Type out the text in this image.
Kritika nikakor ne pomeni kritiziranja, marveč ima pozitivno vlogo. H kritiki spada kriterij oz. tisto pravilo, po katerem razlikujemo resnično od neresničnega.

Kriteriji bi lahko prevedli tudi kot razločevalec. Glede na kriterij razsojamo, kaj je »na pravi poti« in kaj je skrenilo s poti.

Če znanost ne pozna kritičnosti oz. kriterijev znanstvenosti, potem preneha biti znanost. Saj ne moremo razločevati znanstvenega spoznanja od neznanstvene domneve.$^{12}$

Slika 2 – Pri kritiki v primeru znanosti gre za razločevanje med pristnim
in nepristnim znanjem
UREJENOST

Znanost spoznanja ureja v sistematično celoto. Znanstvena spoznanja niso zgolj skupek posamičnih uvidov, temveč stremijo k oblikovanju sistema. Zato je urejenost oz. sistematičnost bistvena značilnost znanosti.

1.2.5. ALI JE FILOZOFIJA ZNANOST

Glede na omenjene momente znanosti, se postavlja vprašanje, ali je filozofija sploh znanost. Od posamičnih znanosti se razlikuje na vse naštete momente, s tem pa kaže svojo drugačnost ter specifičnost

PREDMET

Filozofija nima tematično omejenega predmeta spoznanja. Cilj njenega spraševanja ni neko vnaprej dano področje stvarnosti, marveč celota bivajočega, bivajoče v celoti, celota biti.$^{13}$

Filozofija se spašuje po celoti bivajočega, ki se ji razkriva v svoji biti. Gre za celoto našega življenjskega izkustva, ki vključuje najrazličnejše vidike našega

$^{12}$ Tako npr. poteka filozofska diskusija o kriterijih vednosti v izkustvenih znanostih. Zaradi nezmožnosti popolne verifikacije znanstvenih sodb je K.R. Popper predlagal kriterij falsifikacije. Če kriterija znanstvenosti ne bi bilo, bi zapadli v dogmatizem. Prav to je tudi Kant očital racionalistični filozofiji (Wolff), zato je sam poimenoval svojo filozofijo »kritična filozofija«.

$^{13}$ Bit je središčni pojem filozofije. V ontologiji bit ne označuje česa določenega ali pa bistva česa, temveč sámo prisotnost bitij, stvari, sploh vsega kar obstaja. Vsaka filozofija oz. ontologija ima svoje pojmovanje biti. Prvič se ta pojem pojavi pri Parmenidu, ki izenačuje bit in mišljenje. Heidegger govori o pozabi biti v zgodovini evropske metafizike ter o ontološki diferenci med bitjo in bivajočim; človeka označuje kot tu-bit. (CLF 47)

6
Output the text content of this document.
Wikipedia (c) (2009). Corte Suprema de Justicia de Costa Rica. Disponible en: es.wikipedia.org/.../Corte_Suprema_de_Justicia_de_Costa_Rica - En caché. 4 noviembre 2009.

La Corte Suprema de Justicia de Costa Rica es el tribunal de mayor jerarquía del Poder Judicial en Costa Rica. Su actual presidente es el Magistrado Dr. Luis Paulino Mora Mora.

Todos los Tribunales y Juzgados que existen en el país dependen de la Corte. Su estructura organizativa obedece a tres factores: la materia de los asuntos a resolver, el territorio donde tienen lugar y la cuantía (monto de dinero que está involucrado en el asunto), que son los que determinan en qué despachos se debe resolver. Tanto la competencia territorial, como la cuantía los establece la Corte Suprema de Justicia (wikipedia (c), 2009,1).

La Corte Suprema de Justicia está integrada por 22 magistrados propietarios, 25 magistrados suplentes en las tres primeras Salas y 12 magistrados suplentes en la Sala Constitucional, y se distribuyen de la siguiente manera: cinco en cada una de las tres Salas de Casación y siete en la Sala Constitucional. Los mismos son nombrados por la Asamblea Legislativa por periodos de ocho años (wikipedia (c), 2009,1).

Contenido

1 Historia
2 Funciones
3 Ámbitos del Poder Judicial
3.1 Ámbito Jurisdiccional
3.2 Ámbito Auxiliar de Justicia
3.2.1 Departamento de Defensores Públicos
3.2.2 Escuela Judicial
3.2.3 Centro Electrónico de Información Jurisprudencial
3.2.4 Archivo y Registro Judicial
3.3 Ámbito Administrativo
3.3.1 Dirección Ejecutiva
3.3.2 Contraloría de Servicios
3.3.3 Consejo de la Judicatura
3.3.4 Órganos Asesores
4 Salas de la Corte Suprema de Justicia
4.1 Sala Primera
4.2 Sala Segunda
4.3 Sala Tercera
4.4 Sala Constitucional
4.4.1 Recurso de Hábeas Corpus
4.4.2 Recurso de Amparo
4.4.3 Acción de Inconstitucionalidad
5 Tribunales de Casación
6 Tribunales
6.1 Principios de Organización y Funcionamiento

▶ Written instruction
Copy out every line of the data that includes "kritiki".

▶ Full solution
Kritika nikakor ne pomeni kritiziranja, marveč ima pozitivno vlogo. H kritiki spada kriterij oz. tisto pravilo, po katerem razlikujemo resnično od neresničnega.
Slika 2 – Pri kritiki v primeru znanosti gre za razločevanje med pristnim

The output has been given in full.